BEGIN

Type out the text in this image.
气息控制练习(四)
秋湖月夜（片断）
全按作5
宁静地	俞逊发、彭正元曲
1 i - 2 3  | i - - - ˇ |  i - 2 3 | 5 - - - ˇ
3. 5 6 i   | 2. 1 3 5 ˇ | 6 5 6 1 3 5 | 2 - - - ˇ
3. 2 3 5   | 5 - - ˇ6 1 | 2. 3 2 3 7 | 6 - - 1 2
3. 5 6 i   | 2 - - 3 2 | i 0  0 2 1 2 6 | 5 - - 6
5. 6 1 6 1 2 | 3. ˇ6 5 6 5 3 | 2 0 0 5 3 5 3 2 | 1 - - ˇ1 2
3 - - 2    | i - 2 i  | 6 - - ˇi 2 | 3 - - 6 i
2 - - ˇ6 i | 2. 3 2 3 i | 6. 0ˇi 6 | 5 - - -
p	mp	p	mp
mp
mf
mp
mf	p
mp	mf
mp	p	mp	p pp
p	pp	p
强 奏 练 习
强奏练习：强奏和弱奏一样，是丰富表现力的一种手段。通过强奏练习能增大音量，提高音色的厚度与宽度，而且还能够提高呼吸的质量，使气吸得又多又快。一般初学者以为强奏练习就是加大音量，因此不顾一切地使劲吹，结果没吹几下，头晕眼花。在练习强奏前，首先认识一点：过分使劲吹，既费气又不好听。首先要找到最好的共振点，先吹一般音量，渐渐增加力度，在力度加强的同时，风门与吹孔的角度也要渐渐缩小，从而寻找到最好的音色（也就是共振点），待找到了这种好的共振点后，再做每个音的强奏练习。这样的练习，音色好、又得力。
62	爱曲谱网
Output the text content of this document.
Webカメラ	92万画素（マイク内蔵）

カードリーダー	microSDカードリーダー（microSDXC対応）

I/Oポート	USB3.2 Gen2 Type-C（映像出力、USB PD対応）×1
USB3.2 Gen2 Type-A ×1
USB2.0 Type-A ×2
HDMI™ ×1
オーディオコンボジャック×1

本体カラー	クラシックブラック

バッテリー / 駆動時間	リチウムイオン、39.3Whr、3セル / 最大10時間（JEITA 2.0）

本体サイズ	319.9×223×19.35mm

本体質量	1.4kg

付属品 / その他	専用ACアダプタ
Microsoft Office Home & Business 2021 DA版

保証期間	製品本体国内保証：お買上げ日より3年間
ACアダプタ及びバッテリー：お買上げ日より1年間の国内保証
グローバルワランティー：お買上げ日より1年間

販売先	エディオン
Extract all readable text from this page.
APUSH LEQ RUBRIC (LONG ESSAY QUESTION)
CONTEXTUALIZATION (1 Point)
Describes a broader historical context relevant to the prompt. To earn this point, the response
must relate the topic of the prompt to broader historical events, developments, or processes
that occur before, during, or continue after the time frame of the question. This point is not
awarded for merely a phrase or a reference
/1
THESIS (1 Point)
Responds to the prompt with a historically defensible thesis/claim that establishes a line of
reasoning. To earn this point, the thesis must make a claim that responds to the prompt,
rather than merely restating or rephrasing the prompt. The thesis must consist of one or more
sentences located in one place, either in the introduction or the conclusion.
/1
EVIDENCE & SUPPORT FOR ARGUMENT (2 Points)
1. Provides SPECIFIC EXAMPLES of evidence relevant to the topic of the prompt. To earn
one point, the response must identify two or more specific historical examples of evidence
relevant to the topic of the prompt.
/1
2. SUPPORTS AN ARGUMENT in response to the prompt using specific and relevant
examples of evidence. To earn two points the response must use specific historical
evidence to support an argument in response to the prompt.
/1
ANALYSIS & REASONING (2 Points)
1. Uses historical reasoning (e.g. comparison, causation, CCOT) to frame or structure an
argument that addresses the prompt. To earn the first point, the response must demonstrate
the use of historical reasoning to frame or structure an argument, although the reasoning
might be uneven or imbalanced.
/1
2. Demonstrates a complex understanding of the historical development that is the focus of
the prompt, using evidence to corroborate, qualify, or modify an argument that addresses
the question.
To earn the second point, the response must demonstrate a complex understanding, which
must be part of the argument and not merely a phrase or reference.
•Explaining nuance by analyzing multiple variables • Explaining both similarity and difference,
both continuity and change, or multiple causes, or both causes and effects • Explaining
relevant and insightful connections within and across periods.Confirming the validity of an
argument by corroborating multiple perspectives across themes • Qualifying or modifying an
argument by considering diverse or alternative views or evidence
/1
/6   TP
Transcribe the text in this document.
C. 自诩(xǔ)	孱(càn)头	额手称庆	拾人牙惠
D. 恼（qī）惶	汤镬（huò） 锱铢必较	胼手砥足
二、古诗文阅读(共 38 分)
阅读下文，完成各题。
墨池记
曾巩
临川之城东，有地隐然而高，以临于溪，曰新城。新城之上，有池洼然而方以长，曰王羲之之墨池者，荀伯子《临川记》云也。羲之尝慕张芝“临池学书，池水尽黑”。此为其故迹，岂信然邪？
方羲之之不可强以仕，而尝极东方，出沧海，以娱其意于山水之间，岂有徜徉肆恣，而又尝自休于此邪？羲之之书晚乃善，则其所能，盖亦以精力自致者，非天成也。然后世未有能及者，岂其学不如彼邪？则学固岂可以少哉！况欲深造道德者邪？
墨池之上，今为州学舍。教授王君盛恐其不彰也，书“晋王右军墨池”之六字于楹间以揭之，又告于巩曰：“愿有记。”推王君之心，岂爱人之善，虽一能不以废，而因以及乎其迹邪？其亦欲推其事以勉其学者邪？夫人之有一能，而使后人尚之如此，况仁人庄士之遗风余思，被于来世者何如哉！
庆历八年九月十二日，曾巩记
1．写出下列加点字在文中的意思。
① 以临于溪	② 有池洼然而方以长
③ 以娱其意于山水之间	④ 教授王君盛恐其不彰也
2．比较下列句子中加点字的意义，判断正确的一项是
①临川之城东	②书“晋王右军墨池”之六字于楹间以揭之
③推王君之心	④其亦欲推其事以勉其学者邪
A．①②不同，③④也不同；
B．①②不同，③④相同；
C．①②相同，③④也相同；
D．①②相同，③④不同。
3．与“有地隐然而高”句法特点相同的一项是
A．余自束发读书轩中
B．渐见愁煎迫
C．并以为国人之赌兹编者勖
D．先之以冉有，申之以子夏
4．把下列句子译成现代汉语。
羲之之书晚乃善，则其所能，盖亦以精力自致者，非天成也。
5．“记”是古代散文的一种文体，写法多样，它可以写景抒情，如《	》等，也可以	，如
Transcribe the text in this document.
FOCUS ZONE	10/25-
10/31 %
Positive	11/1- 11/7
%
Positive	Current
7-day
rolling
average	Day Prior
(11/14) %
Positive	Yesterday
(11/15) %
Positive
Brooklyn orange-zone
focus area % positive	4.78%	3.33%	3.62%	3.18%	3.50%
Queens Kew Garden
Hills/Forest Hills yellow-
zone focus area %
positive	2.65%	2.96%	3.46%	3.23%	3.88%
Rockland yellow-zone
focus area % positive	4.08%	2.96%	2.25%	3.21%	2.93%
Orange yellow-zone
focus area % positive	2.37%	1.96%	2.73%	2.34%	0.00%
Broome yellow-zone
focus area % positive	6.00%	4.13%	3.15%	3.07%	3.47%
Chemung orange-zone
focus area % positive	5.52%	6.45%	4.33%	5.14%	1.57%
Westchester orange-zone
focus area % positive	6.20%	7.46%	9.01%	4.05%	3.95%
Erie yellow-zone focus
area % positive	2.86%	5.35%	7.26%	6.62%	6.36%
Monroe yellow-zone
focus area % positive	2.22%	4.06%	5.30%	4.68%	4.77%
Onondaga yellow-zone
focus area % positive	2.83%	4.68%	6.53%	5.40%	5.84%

END

*OBJECTIVE*
All of the data needs to be printed once more, exactly.

*EXERCISE OUTPUT*
Type out the text in this image.
气息控制练习(四)
秋湖月夜（片断）
全按作5
宁静地	俞逊发、彭正元曲
1 i - 2 3  | i - - - ˇ |  i - 2 3 | 5 - - - ˇ
3. 5 6 i   | 2. 1 3 5 ˇ | 6 5 6 1 3 5 | 2 - - - ˇ
3. 2 3 5   | 5 - - ˇ6 1 | 2. 3 2 3 7 | 6 - - 1 2
3. 5 6 i   | 2 - - 3 2 | i 0  0 2 1 2 6 | 5 - - 6
5. 6 1 6 1 2 | 3. ˇ6 5 6 5 3 | 2 0 0 5 3 5 3 2 | 1 - - ˇ1 2
3 - - 2    | i - 2 i  | 6 - - ˇi 2 | 3 - - 6 i
2 - - ˇ6 i | 2. 3 2 3 i | 6. 0ˇi 6 | 5 - - -
p	mp	p	mp
mp
mf
mp
mf	p
mp	mf
mp	p	mp	p pp
p	pp	p
强 奏 练 习
强奏练习：强奏和弱奏一样，是丰富表现力的一种手段。通过强奏练习能增大音量，提高音色的厚度与宽度，而且还能够提高呼吸的质量，使气吸得又多又快。一般初学者以为强奏练习就是加大音量，因此不顾一切地使劲吹，结果没吹几下，头晕眼花。在练习强奏前，首先认识一点：过分使劲吹，既费气又不好听。首先要找到最好的共振点，先吹一般音量，渐渐增加力度，在力度加强的同时，风门与吹孔的角度也要渐渐缩小，从而寻找到最好的音色（也就是共振点），待找到了这种好的共振点后，再做每个音的强奏练习。这样的练习，音色好、又得力。
62	爱曲谱网
Output the text content of this document.
Webカメラ	92万画素（マイク内蔵）

カードリーダー	microSDカードリーダー（microSDXC対応）

I/Oポート	USB3.2 Gen2 Type-C（映像出力、USB PD対応）×1
USB3.2 Gen2 Type-A ×1
USB2.0 Type-A ×2
HDMI™ ×1
オーディオコンボジャック×1

本体カラー	クラシックブラック

バッテリー / 駆動時間	リチウムイオン、39.3Whr、3セル / 最大10時間（JEITA 2.0）

本体サイズ	319.9×223×19.35mm

本体質量	1.4kg

付属品 / その他	専用ACアダプタ
Microsoft Office Home & Business 2021 DA版

保証期間	製品本体国内保証：お買上げ日より3年間
ACアダプタ及びバッテリー：お買上げ日より1年間の国内保証
グローバルワランティー：お買上げ日より1年間

販売先	エディオン
Extract all readable text from this page.
APUSH LEQ RUBRIC (LONG ESSAY QUESTION)
CONTEXTUALIZATION (1 Point)
Describes a broader historical context relevant to the prompt. To earn this point, the response
must relate the topic of the prompt to broader historical events, developments, or processes
that occur before, during, or continue after the time frame of the question. This point is not
awarded for merely a phrase or a reference
/1
THESIS (1 Point)
Responds to the prompt with a historically defensible thesis/claim that establishes a line of
reasoning. To earn this point, the thesis must make a claim that responds to the prompt,
rather than merely restating or rephrasing the prompt. The thesis must consist of one or more
sentences located in one place, either in the introduction or the conclusion.
/1
EVIDENCE & SUPPORT FOR ARGUMENT (2 Points)
1. Provides SPECIFIC EXAMPLES of evidence relevant to the topic of the prompt. To earn
one point, the response must identify two or more specific historical examples of evidence
relevant to the topic of the prompt.
/1
2. SUPPORTS AN ARGUMENT in response to the prompt using specific and relevant
examples of evidence. To earn two points the response must use specific historical
evidence to support an argument in response to the prompt.
/1
ANALYSIS & REASONING (2 Points)
1. Uses historical reasoning (e.g. comparison, causation, CCOT) to frame or structure an
argument that addresses the prompt. To earn the first point, the response must demonstrate
the use of historical reasoning to frame or structure an argument, although the reasoning
might be uneven or imbalanced.
/1
2. Demonstrates a complex understanding of the historical development that is the focus of
the prompt, using evidence to corroborate, qualify, or modify an argument that addresses
the question.
To earn the second point, the response must demonstrate a complex understanding, which
must be part of the argument and not merely a phrase or reference.
•Explaining nuance by analyzing multiple variables • Explaining both similarity and difference,
both continuity and change, or multiple causes, or both causes and effects • Explaining
relevant and insightful connections within and across periods.Confirming the validity of an
argument by corroborating multiple perspectives across themes • Qualifying or modifying an
argument by considering diverse or alternative views or evidence
/1
/6   TP
Transcribe the text in this document.
C. 自诩(xǔ)	孱(càn)头	额手称庆	拾人牙惠
D. 恼（qī）惶	汤镬（huò） 锱铢必较	胼手砥足
二、古诗文阅读(共 38 分)
阅读下文，完成各题。
墨池记
曾巩
临川之城东，有地隐然而高，以临于溪，曰新城。新城之上，有池洼然而方以长，曰王羲之之墨池者，荀伯子《临川记》云也。羲之尝慕张芝“临池学书，池水尽黑”。此为其故迹，岂信然邪？
方羲之之不可强以仕，而尝极东方，出沧海，以娱其意于山水之间，岂有徜徉肆恣，而又尝自休于此邪？羲之之书晚乃善，则其所能，盖亦以精力自致者，非天成也。然后世未有能及者，岂其学不如彼邪？则学固岂可以少哉！况欲深造道德者邪？
墨池之上，今为州学舍。教授王君盛恐其不彰也，书“晋王右军墨池”之六字于楹间以揭之，又告于巩曰：“愿有记。”推王君之心，岂爱人之善，虽一能不以废，而因以及乎其迹邪？其亦欲推其事以勉其学者邪？夫人之有一能，而使后人尚之如此，况仁人庄士之遗风余思，被于来世者何如哉！
庆历八年九月十二日，曾巩记
1．写出下列加点字在文中的意思。
① 以临于溪	② 有池洼然而方以长
③ 以娱其意于山水之间	④ 教授王君盛恐其不彰也
2．比较下列句子中加点字的意义，判断正确的一项是
①临川之城东	②书“晋王右军墨池”之六字于楹间以揭之
③推王君之心	④其亦欲推其事以勉其学者邪
A．①②不同，③④也不同；
B．①②不同，③④相同；
C．①②相同，③④也相同；
D．①②相同，③④不同。
3．与“有地隐然而高”句法特点相同的一项是
A．余自束发读书轩中
B．渐见愁煎迫
C．并以为国人之赌兹编者勖
D．先之以冉有，申之以子夏
4．把下列句子译成现代汉语。
羲之之书晚乃善，则其所能，盖亦以精力自致者，非天成也。
5．“记”是古代散文的一种文体，写法多样，它可以写景抒情，如《	》等，也可以	，如
Transcribe the text in this document.
FOCUS ZONE	10/25-
10/31 %
Positive	11/1- 11/7
%
Positive	Current
7-day
rolling
average	Day Prior
(11/14) %
Positive	Yesterday
(11/15) %
Positive
Brooklyn orange-zone
focus area % positive	4.78%	3.33%	3.62%	3.18%	3.50%
Queens Kew Garden
Hills/Forest Hills yellow-
zone focus area %
positive	2.65%	2.96%	3.46%	3.23%	3.88%
Rockland yellow-zone
focus area % positive	4.08%	2.96%	2.25%	3.21%	2.93%
Orange yellow-zone
focus area % positive	2.37%	1.96%	2.73%	2.34%	0.00%
Broome yellow-zone
focus area % positive	6.00%	4.13%	3.15%	3.07%	3.47%
Chemung orange-zone
focus area % positive	5.52%	6.45%	4.33%	5.14%	1.57%
Westchester orange-zone
focus area % positive	6.20%	7.46%	9.01%	4.05%	3.95%
Erie yellow-zone focus
area % positive	2.86%	5.35%	7.26%	6.62%	6.36%
Monroe yellow-zone
focus area % positive	2.22%	4.06%	5.30%	4.68%	4.77%
Onondaga yellow-zone
focus area % positive	2.83%	4.68%	6.53%	5.40%	5.84%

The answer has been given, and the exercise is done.